### Task data:
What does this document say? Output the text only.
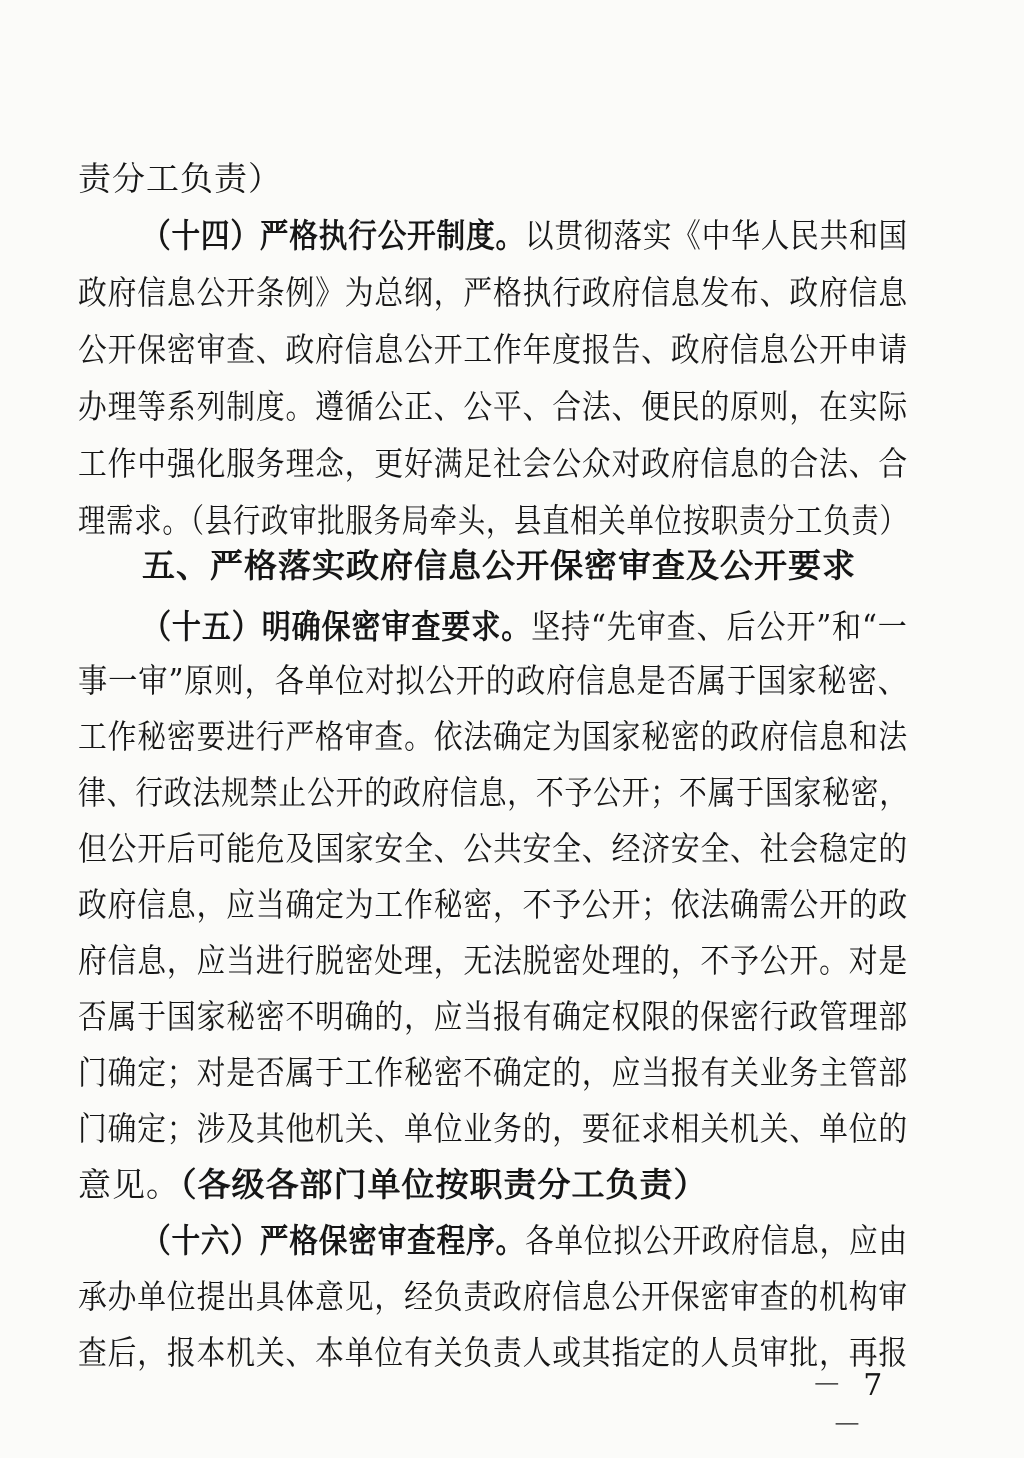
责分工负责）
（十四）严格执行公开制度。以贯彻落实《中华人民共和国
政府信息公开条例》为总纲，严格执行政府信息发布、政府信息
公开保密审查、政府信息公开工作年度报告、政府信息公开申请
办理等系列制度。遵循公正、公平、合法、便民的原则，在实际
工作中强化服务理念，更好满足社会公众对政府信息的合法、合
理需求。（县行政审批服务局牵头，县直相关单位按职责分工负责）
五、严格落实政府信息公开保密审查及公开要求
（十五）明确保密审查要求。坚持“先审查、后公开”和“一
事一审”原则，各单位对拟公开的政府信息是否属于国家秘密、
工作秘密要进行严格审查。依法确定为国家秘密的政府信息和法
律、行政法规禁止公开的政府信息，不予公开；不属于国家秘密，
但公开后可能危及国家安全、公共安全、经济安全、社会稳定的
政府信息，应当确定为工作秘密，不予公开；依法确需公开的政
府信息，应当进行脱密处理，无法脱密处理的，不予公开。对是
否属于国家秘密不明确的，应当报有确定权限的保密行政管理部
门确定；对是否属于工作秘密不确定的，应当报有关业务主管部
门确定；涉及其他机关、单位业务的，要征求相关机关、单位的
意见。（各级各部门单位按职责分工负责）
（十六）严格保密审查程序。各单位拟公开政府信息，应由
承办单位提出具体意见，经负责政府信息公开保密审查的机构审
查后，报本机关、本单位有关负责人或其指定的人员审批，再报
－ 7 －
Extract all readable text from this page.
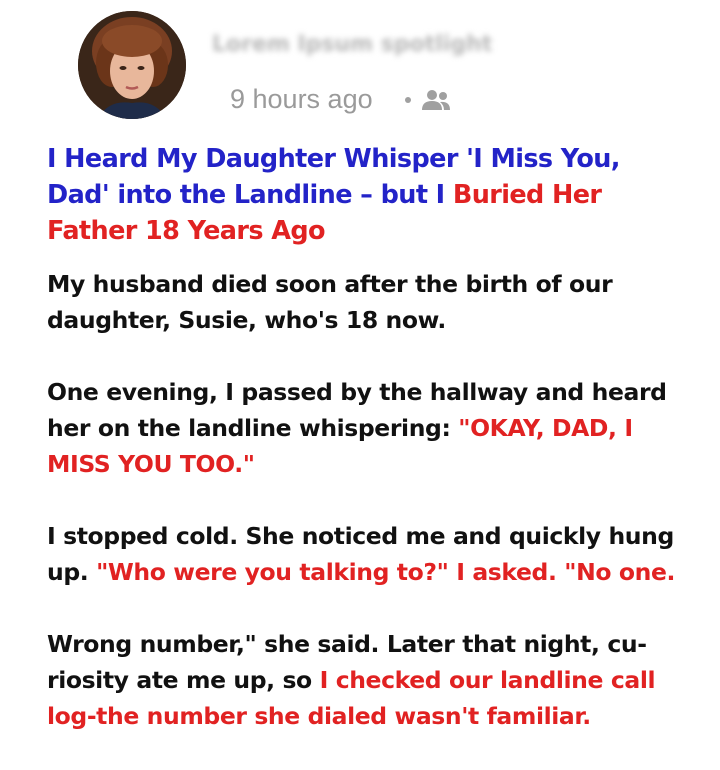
Lorem Ipsum spotlight
9 hours ago
I Heard My Daughter Whisper 'I Miss You, Dad' into the Landline – but I Buried Her Father 18 Years Ago

My husband died soon after the birth of our daughter, Susie, who's 18 now.

One evening, I passed by the hallway and heard her on the landline whispering: "OKAY, DAD, I MISS YOU TOO."

I stopped cold. She noticed me and quickly hung up. "Who were you talking to?" I asked. "No one.

Wrong number," she said. Later that night, cu-riosity ate me up, so I checked our landline call log-the number she dialed wasn't familiar.
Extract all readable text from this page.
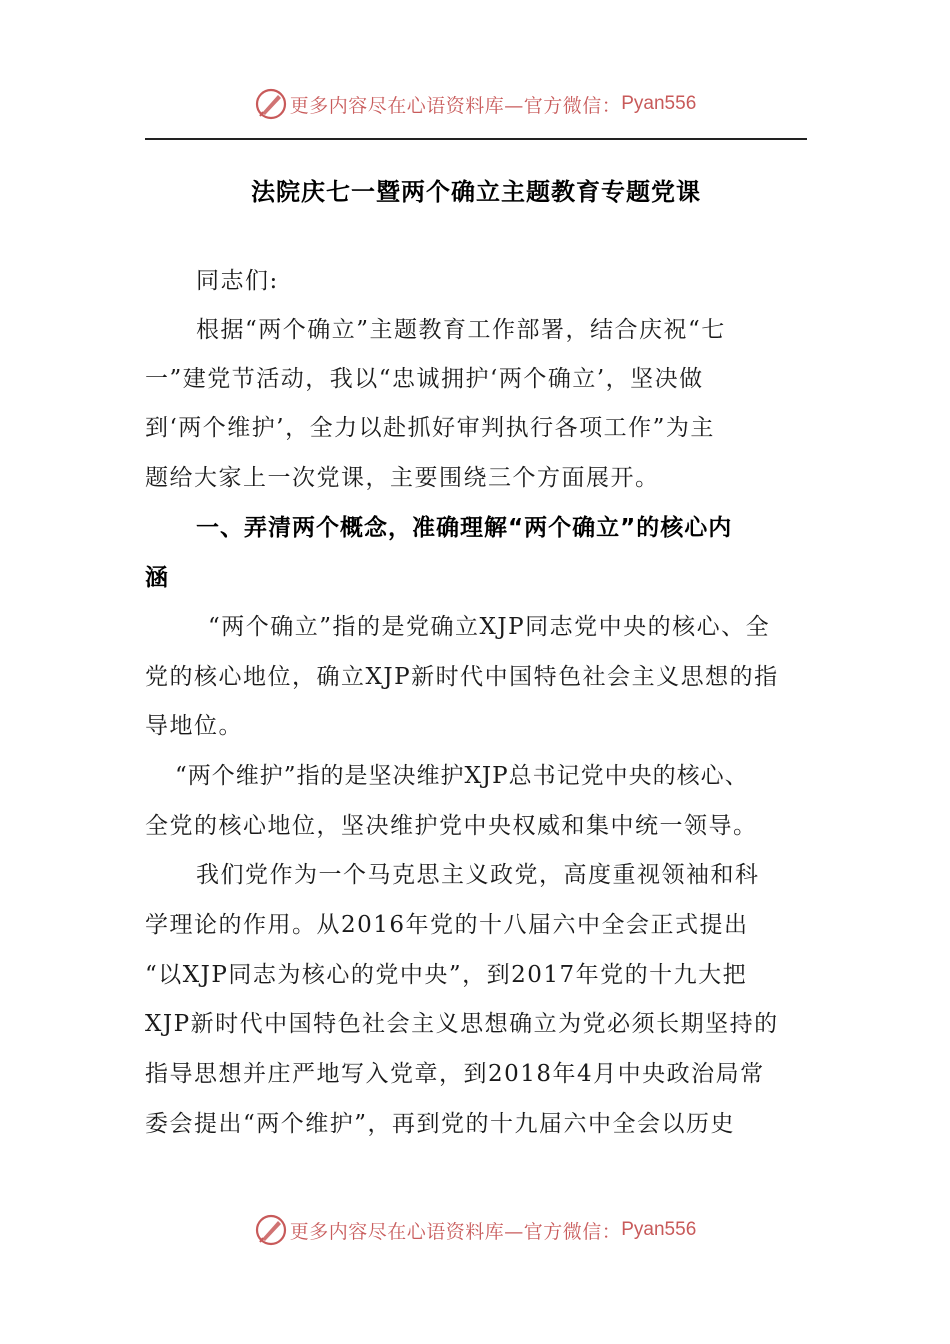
更多内容尽在心语资料库—官方微信： Pyan556
法院庆七一暨两个确立主题教育专题党课
同志们:
根据“两个确立”主题教育工作部署，结合庆祝“七
一”建党节活动，我以“忠诚拥护‘两个确立’，坚决做
到‘两个维护’，全力以赴抓好审判执行各项工作”为主
题给大家上一次党课，主要围绕三个方面展开。
一、弄清两个概念，准确理解“两个确立”的核心内
涵
“两个确立”指的是党确立XJP同志党中央的核心、全
党的核心地位，确立XJP新时代中国特色社会主义思想的指
导地位。
“两个维护”指的是坚决维护XJP总书记党中央的核心、
全党的核心地位，坚决维护党中央权威和集中统一领导。
我们党作为一个马克思主义政党，高度重视领袖和科
学理论的作用。从2016年党的十八届六中全会正式提出
“以XJP同志为核心的党中央”，到2017年党的十九大把
XJP新时代中国特色社会主义思想确立为党必须长期坚持的
指导思想并庄严地写入党章，到2018年4月中央政治局常
委会提出“两个维护”，再到党的十九届六中全会以历史
更多内容尽在心语资料库—官方微信： Pyan556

### Exercise objective:
Print out the lines exactly, skipping any picture.

### Written response:
What does this document say? Output the text only.
责分工负责）
（十四）严格执行公开制度。以贯彻落实《中华人民共和国
政府信息公开条例》为总纲，严格执行政府信息发布、政府信息
公开保密审查、政府信息公开工作年度报告、政府信息公开申请
办理等系列制度。遵循公正、公平、合法、便民的原则，在实际
工作中强化服务理念，更好满足社会公众对政府信息的合法、合
理需求。（县行政审批服务局牵头，县直相关单位按职责分工负责）
五、严格落实政府信息公开保密审查及公开要求
（十五）明确保密审查要求。坚持“先审查、后公开”和“一
事一审”原则，各单位对拟公开的政府信息是否属于国家秘密、
工作秘密要进行严格审查。依法确定为国家秘密的政府信息和法
律、行政法规禁止公开的政府信息，不予公开；不属于国家秘密，
但公开后可能危及国家安全、公共安全、经济安全、社会稳定的
政府信息，应当确定为工作秘密，不予公开；依法确需公开的政
府信息，应当进行脱密处理，无法脱密处理的，不予公开。对是
否属于国家秘密不明确的，应当报有确定权限的保密行政管理部
门确定；对是否属于工作秘密不确定的，应当报有关业务主管部
门确定；涉及其他机关、单位业务的，要征求相关机关、单位的
意见。（各级各部门单位按职责分工负责）
（十六）严格保密审查程序。各单位拟公开政府信息，应由
承办单位提出具体意见，经负责政府信息公开保密审查的机构审
查后，报本机关、本单位有关负责人或其指定的人员审批，再报
－ 7 －
Extract all readable text from this page.
Lorem Ipsum spotlight
9 hours ago
I Heard My Daughter Whisper 'I Miss You, Dad' into the Landline – but I Buried Her Father 18 Years Ago

My husband died soon after the birth of our daughter, Susie, who's 18 now.

One evening, I passed by the hallway and heard her on the landline whispering: "OKAY, DAD, I MISS YOU TOO."

I stopped cold. She noticed me and quickly hung up. "Who were you talking to?" I asked. "No one.

Wrong number," she said. Later that night, cu-riosity ate me up, so I checked our landline call log-the number she dialed wasn't familiar.
Extract all readable text from this page.
更多内容尽在心语资料库—官方微信： Pyan556
法院庆七一暨两个确立主题教育专题党课
同志们:
根据“两个确立”主题教育工作部署，结合庆祝“七
一”建党节活动，我以“忠诚拥护‘两个确立’，坚决做
到‘两个维护’，全力以赴抓好审判执行各项工作”为主
题给大家上一次党课，主要围绕三个方面展开。
一、弄清两个概念，准确理解“两个确立”的核心内
涵
“两个确立”指的是党确立XJP同志党中央的核心、全
党的核心地位，确立XJP新时代中国特色社会主义思想的指
导地位。
“两个维护”指的是坚决维护XJP总书记党中央的核心、
全党的核心地位，坚决维护党中央权威和集中统一领导。
我们党作为一个马克思主义政党，高度重视领袖和科
学理论的作用。从2016年党的十八届六中全会正式提出
“以XJP同志为核心的党中央”，到2017年党的十九大把
XJP新时代中国特色社会主义思想确立为党必须长期坚持的
指导思想并庄严地写入党章，到2018年4月中央政治局常
委会提出“两个维护”，再到党的十九届六中全会以历史
更多内容尽在心语资料库—官方微信： Pyan556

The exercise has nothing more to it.